Instructions for the task: Pictures within the data are to be left out; everything else must be reproduced exactly.

Rows:
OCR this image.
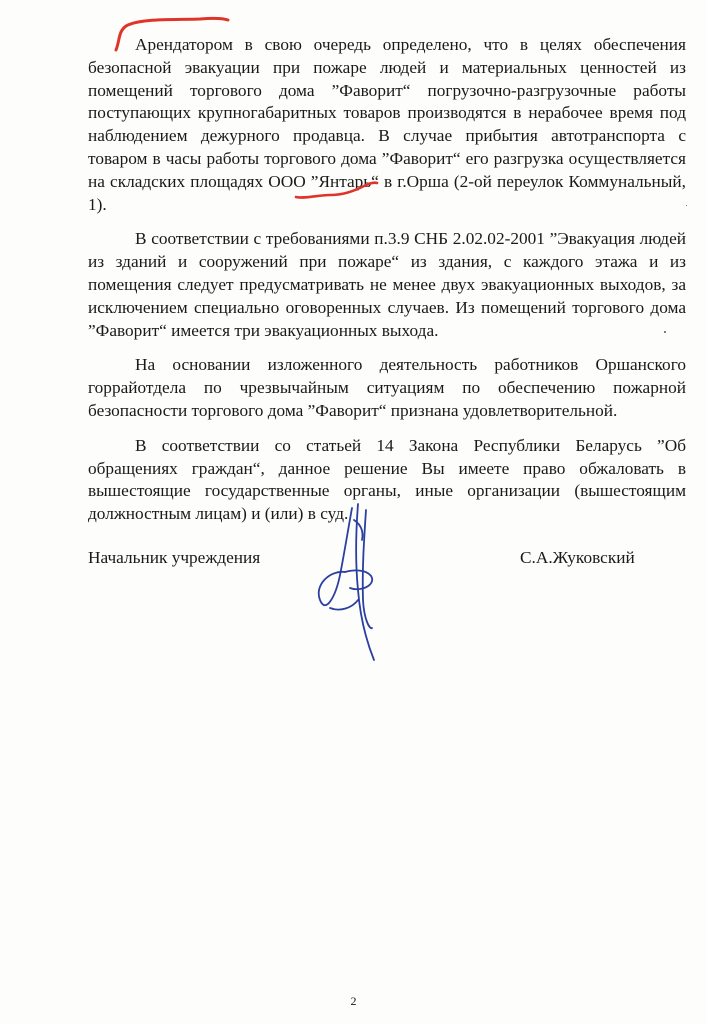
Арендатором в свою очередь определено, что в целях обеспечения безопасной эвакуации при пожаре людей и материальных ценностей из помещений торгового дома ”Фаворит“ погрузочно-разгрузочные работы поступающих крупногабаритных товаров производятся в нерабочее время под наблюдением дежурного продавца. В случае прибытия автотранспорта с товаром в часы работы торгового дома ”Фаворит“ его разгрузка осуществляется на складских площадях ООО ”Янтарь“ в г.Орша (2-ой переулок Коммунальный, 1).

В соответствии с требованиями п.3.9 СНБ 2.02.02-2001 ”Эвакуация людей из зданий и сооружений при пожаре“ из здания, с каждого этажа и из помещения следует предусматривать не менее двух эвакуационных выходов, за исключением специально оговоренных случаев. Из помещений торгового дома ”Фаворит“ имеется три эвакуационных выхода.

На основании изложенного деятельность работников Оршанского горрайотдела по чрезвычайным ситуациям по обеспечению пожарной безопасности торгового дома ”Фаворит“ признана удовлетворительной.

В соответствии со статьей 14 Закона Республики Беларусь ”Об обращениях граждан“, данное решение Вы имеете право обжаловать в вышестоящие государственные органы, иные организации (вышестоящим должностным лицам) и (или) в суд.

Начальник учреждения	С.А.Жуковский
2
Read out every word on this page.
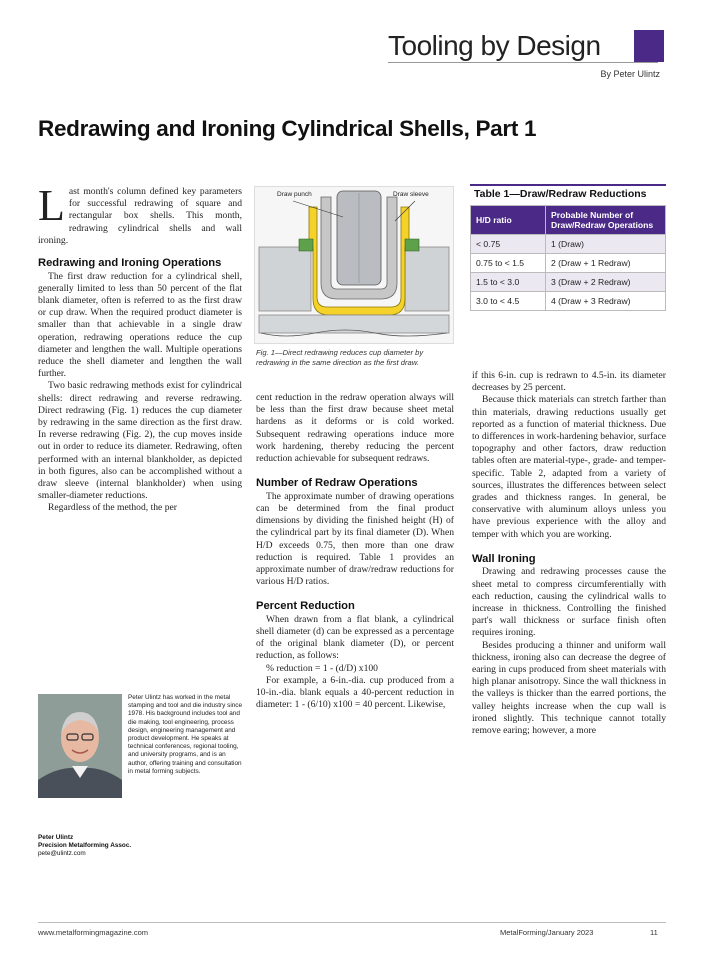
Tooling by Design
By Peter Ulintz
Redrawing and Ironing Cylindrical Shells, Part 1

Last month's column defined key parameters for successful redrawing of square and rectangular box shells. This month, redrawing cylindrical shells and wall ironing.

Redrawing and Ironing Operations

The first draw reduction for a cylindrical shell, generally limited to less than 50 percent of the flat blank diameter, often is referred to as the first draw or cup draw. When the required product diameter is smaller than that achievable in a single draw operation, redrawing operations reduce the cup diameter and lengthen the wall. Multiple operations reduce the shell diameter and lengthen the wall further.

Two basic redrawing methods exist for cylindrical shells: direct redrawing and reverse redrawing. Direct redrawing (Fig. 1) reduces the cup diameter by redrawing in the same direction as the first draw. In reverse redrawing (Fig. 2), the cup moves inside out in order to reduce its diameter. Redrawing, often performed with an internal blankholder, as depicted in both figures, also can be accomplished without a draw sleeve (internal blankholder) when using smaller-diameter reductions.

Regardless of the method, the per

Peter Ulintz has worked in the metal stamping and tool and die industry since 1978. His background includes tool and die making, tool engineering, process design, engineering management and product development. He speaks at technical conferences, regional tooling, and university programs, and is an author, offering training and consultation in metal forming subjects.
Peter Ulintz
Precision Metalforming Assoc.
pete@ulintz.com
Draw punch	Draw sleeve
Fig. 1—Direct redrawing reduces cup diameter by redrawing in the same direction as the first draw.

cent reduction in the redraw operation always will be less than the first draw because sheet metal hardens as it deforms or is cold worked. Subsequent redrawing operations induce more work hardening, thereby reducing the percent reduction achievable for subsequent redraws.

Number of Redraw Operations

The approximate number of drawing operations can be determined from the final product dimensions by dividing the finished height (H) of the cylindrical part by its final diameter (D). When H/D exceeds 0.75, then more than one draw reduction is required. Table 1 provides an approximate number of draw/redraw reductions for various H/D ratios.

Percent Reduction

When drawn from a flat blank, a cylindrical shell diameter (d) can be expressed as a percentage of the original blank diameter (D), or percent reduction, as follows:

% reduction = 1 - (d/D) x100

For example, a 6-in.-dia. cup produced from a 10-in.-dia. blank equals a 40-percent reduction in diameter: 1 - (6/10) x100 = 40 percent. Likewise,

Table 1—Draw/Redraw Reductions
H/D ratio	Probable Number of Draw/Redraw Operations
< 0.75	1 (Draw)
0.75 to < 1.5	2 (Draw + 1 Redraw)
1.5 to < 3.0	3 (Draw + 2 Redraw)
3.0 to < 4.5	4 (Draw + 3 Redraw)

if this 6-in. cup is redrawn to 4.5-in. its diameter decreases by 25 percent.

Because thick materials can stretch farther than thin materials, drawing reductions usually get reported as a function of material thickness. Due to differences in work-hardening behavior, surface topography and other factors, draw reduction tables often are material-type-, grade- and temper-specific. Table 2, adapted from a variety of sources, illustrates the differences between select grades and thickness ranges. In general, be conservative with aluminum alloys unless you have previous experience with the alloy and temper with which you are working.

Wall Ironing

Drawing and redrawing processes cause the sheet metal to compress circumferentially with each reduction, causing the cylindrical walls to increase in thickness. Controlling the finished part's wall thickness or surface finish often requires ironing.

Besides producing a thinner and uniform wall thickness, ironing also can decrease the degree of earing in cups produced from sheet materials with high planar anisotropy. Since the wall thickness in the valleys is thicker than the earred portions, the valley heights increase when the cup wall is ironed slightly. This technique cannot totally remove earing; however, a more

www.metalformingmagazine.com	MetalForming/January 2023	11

Full output:
OCR this image.
Арендатором в свою очередь определено, что в целях обеспечения безопасной эвакуации при пожаре людей и материальных ценностей из помещений торгового дома ”Фаворит“ погрузочно-разгрузочные работы поступающих крупногабаритных товаров производятся в нерабочее время под наблюдением дежурного продавца. В случае прибытия автотранспорта с товаром в часы работы торгового дома ”Фаворит“ его разгрузка осуществляется на складских площадях ООО ”Янтарь“ в г.Орша (2-ой переулок Коммунальный, 1).

В соответствии с требованиями п.3.9 СНБ 2.02.02-2001 ”Эвакуация людей из зданий и сооружений при пожаре“ из здания, с каждого этажа и из помещения следует предусматривать не менее двух эвакуационных выходов, за исключением специально оговоренных случаев. Из помещений торгового дома ”Фаворит“ имеется три эвакуационных выхода.

На основании изложенного деятельность работников Оршанского горрайотдела по чрезвычайным ситуациям по обеспечению пожарной безопасности торгового дома ”Фаворит“ признана удовлетворительной.

В соответствии со статьей 14 Закона Республики Беларусь ”Об обращениях граждан“, данное решение Вы имеете право обжаловать в вышестоящие государственные органы, иные организации (вышестоящим должностным лицам) и (или) в суд.

Начальник учреждения	С.А.Жуковский
2
Read out every word on this page.
Tooling by Design
By Peter Ulintz
Redrawing and Ironing Cylindrical Shells, Part 1

Last month's column defined key parameters for successful redrawing of square and rectangular box shells. This month, redrawing cylindrical shells and wall ironing.

Redrawing and Ironing Operations

The first draw reduction for a cylindrical shell, generally limited to less than 50 percent of the flat blank diameter, often is referred to as the first draw or cup draw. When the required product diameter is smaller than that achievable in a single draw operation, redrawing operations reduce the cup diameter and lengthen the wall. Multiple operations reduce the shell diameter and lengthen the wall further.

Two basic redrawing methods exist for cylindrical shells: direct redrawing and reverse redrawing. Direct redrawing (Fig. 1) reduces the cup diameter by redrawing in the same direction as the first draw. In reverse redrawing (Fig. 2), the cup moves inside out in order to reduce its diameter. Redrawing, often performed with an internal blankholder, as depicted in both figures, also can be accomplished without a draw sleeve (internal blankholder) when using smaller-diameter reductions.

Regardless of the method, the per

Peter Ulintz has worked in the metal stamping and tool and die industry since 1978. His background includes tool and die making, tool engineering, process design, engineering management and product development. He speaks at technical conferences, regional tooling, and university programs, and is an author, offering training and consultation in metal forming subjects.
Peter Ulintz
Precision Metalforming Assoc.
pete@ulintz.com
Draw punch	Draw sleeve
Fig. 1—Direct redrawing reduces cup diameter by redrawing in the same direction as the first draw.

cent reduction in the redraw operation always will be less than the first draw because sheet metal hardens as it deforms or is cold worked. Subsequent redrawing operations induce more work hardening, thereby reducing the percent reduction achievable for subsequent redraws.

Number of Redraw Operations

The approximate number of drawing operations can be determined from the final product dimensions by dividing the finished height (H) of the cylindrical part by its final diameter (D). When H/D exceeds 0.75, then more than one draw reduction is required. Table 1 provides an approximate number of draw/redraw reductions for various H/D ratios.

Percent Reduction

When drawn from a flat blank, a cylindrical shell diameter (d) can be expressed as a percentage of the original blank diameter (D), or percent reduction, as follows:

% reduction = 1 - (d/D) x100

For example, a 6-in.-dia. cup produced from a 10-in.-dia. blank equals a 40-percent reduction in diameter: 1 - (6/10) x100 = 40 percent. Likewise,

Table 1—Draw/Redraw Reductions
H/D ratio	Probable Number of Draw/Redraw Operations
< 0.75	1 (Draw)
0.75 to < 1.5	2 (Draw + 1 Redraw)
1.5 to < 3.0	3 (Draw + 2 Redraw)
3.0 to < 4.5	4 (Draw + 3 Redraw)

if this 6-in. cup is redrawn to 4.5-in. its diameter decreases by 25 percent.

Because thick materials can stretch farther than thin materials, drawing reductions usually get reported as a function of material thickness. Due to differences in work-hardening behavior, surface topography and other factors, draw reduction tables often are material-type-, grade- and temper-specific. Table 2, adapted from a variety of sources, illustrates the differences between select grades and thickness ranges. In general, be conservative with aluminum alloys unless you have previous experience with the alloy and temper with which you are working.

Wall Ironing

Drawing and redrawing processes cause the sheet metal to compress circumferentially with each reduction, causing the cylindrical walls to increase in thickness. Controlling the finished part's wall thickness or surface finish often requires ironing.

Besides producing a thinner and uniform wall thickness, ironing also can decrease the degree of earing in cups produced from sheet materials with high planar anisotropy. Since the wall thickness in the valleys is thicker than the earred portions, the valley heights increase when the cup wall is ironed slightly. This technique cannot totally remove earing; however, a more

www.metalformingmagazine.com	MetalForming/January 2023	11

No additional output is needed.